- About this exercise
Wherever a picture sits, omit it. Output the rest of the listing exactly.

- Supplied data
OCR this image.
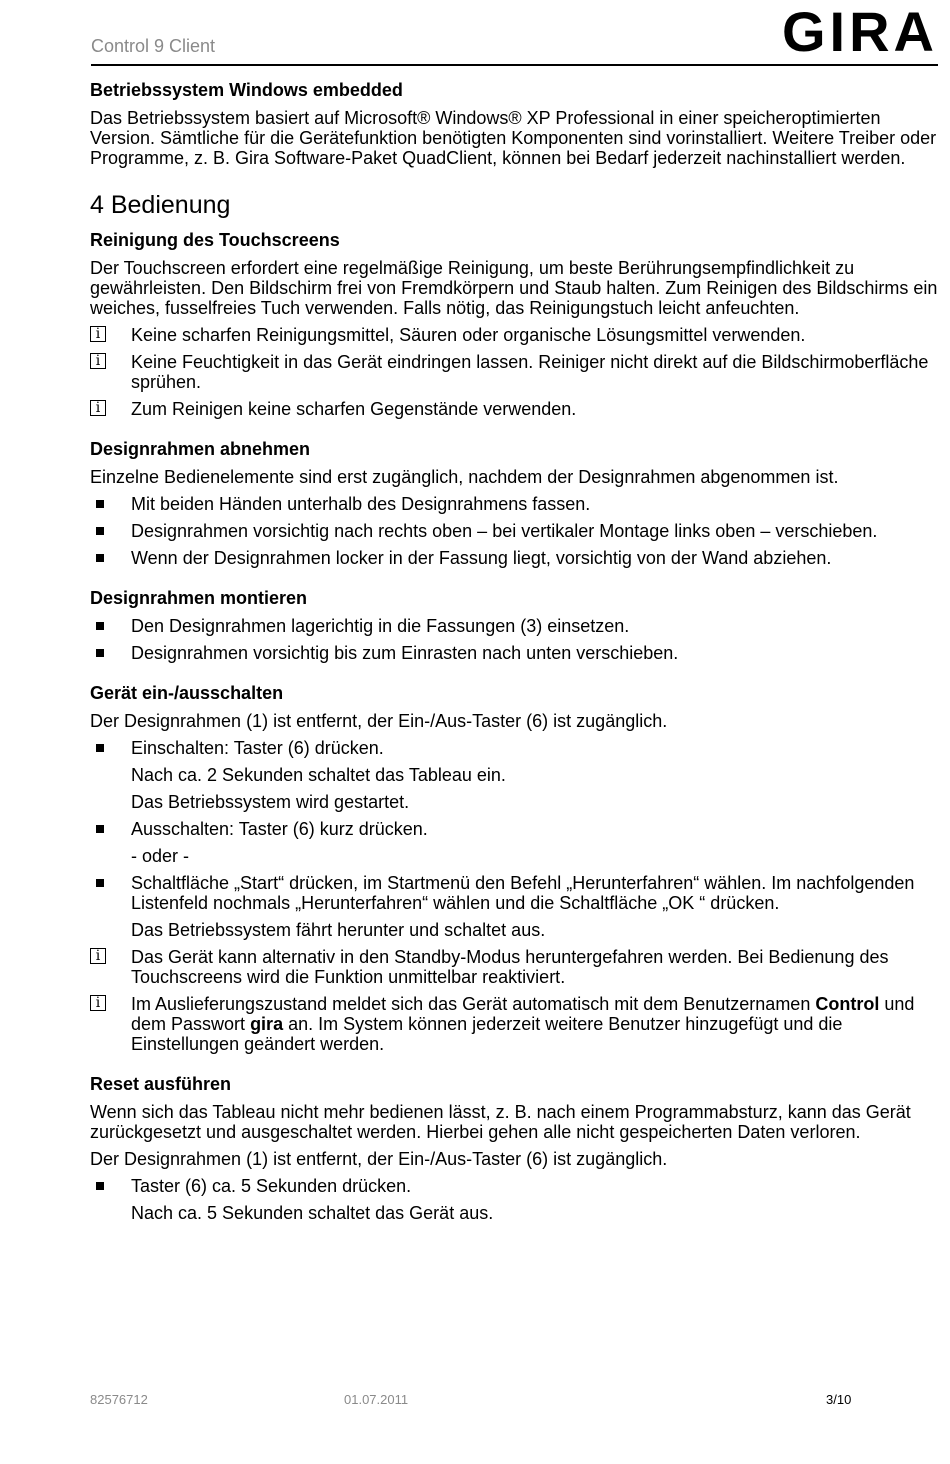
Control 9 Client	GIRA
Betriebssystem Windows embedded

Das Betriebssystem basiert auf Microsoft® Windows® XP Professional in einer speicheroptimierten Version. Sämtliche für die Gerätefunktion benötigten Komponenten sind vorinstalliert. Weitere Treiber oder Programme, z. B. Gira Software-Paket QuadClient, können bei Bedarf jederzeit nachinstalliert werden.

4 Bedienung
Reinigung des Touchscreens

Der Touchscreen erfordert eine regelmäßige Reinigung, um beste Berührungsempfindlichkeit zu gewährleisten. Den Bildschirm frei von Fremdkörpern und Staub halten. Zum Reinigen des Bildschirms ein weiches, fusselfreies Tuch verwenden. Falls nötig, das Reinigungstuch leicht anfeuchten.

i	Keine scharfen Reinigungsmittel, Säuren oder organische Lösungsmittel verwenden.
i	Keine Feuchtigkeit in das Gerät eindringen lassen. Reiniger nicht direkt auf die Bildschirmoberfläche sprühen.
i	Zum Reinigen keine scharfen Gegenstände verwenden.
Designrahmen abnehmen

Einzelne Bedienelemente sind erst zugänglich, nachdem der Designrahmen abgenommen ist.

Mit beiden Händen unterhalb des Designrahmens fassen.
Designrahmen vorsichtig nach rechts oben – bei vertikaler Montage links oben – verschieben.
Wenn der Designrahmen locker in der Fassung liegt, vorsichtig von der Wand abziehen.
Designrahmen montieren
Den Designrahmen lagerichtig in die Fassungen (3) einsetzen.
Designrahmen vorsichtig bis zum Einrasten nach unten verschieben.
Gerät ein-/ausschalten

Der Designrahmen (1) ist entfernt, der Ein-/Aus-Taster (6) ist zugänglich.

Einschalten: Taster (6) drücken.
Nach ca. 2 Sekunden schaltet das Tableau ein.
Das Betriebssystem wird gestartet.
Ausschalten: Taster (6) kurz drücken.
- oder -
Schaltfläche „Start“ drücken, im Startmenü den Befehl „Herunterfahren“ wählen. Im nachfolgenden Listenfeld nochmals „Herunterfahren“ wählen und die Schaltfläche „OK “ drücken.
Das Betriebssystem fährt herunter und schaltet aus.
i	Das Gerät kann alternativ in den Standby-Modus heruntergefahren werden. Bei Bedienung des Touchscreens wird die Funktion unmittelbar reaktiviert.
i	Im Auslieferungszustand meldet sich das Gerät automatisch mit dem Benutzernamen Control und dem Passwort gira an. Im System können jederzeit weitere Benutzer hinzugefügt und die Einstellungen geändert werden.
Reset ausführen

Wenn sich das Tableau nicht mehr bedienen lässt, z. B. nach einem Programmabsturz, kann das Gerät zurückgesetzt und ausgeschaltet werden. Hierbei gehen alle nicht gespeicherten Daten verloren.

Der Designrahmen (1) ist entfernt, der Ein-/Aus-Taster (6) ist zugänglich.

Taster (6) ca. 5 Sekunden drücken.
Nach ca. 5 Sekunden schaltet das Gerät aus.
82576712	01.07.2011	3/10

- Response to the exercise
OCR this image.
Control 9 Client	GIRA
Betriebssystem Windows embedded

Das Betriebssystem basiert auf Microsoft® Windows® XP Professional in einer speicheroptimierten Version. Sämtliche für die Gerätefunktion benötigten Komponenten sind vorinstalliert. Weitere Treiber oder Programme, z. B. Gira Software-Paket QuadClient, können bei Bedarf jederzeit nachinstalliert werden.

4 Bedienung
Reinigung des Touchscreens

Der Touchscreen erfordert eine regelmäßige Reinigung, um beste Berührungsempfindlichkeit zu gewährleisten. Den Bildschirm frei von Fremdkörpern und Staub halten. Zum Reinigen des Bildschirms ein weiches, fusselfreies Tuch verwenden. Falls nötig, das Reinigungstuch leicht anfeuchten.

i	Keine scharfen Reinigungsmittel, Säuren oder organische Lösungsmittel verwenden.
i	Keine Feuchtigkeit in das Gerät eindringen lassen. Reiniger nicht direkt auf die Bildschirmoberfläche sprühen.
i	Zum Reinigen keine scharfen Gegenstände verwenden.
Designrahmen abnehmen

Einzelne Bedienelemente sind erst zugänglich, nachdem der Designrahmen abgenommen ist.

Mit beiden Händen unterhalb des Designrahmens fassen.
Designrahmen vorsichtig nach rechts oben – bei vertikaler Montage links oben – verschieben.
Wenn der Designrahmen locker in der Fassung liegt, vorsichtig von der Wand abziehen.
Designrahmen montieren
Den Designrahmen lagerichtig in die Fassungen (3) einsetzen.
Designrahmen vorsichtig bis zum Einrasten nach unten verschieben.
Gerät ein-/ausschalten

Der Designrahmen (1) ist entfernt, der Ein-/Aus-Taster (6) ist zugänglich.

Einschalten: Taster (6) drücken.
Nach ca. 2 Sekunden schaltet das Tableau ein.
Das Betriebssystem wird gestartet.
Ausschalten: Taster (6) kurz drücken.
- oder -
Schaltfläche „Start“ drücken, im Startmenü den Befehl „Herunterfahren“ wählen. Im nachfolgenden Listenfeld nochmals „Herunterfahren“ wählen und die Schaltfläche „OK “ drücken.
Das Betriebssystem fährt herunter und schaltet aus.
i	Das Gerät kann alternativ in den Standby-Modus heruntergefahren werden. Bei Bedienung des Touchscreens wird die Funktion unmittelbar reaktiviert.
i	Im Auslieferungszustand meldet sich das Gerät automatisch mit dem Benutzernamen Control und dem Passwort gira an. Im System können jederzeit weitere Benutzer hinzugefügt und die Einstellungen geändert werden.
Reset ausführen

Wenn sich das Tableau nicht mehr bedienen lässt, z. B. nach einem Programmabsturz, kann das Gerät zurückgesetzt und ausgeschaltet werden. Hierbei gehen alle nicht gespeicherten Daten verloren.

Der Designrahmen (1) ist entfernt, der Ein-/Aus-Taster (6) ist zugänglich.

Taster (6) ca. 5 Sekunden drücken.
Nach ca. 5 Sekunden schaltet das Gerät aus.
82576712	01.07.2011	3/10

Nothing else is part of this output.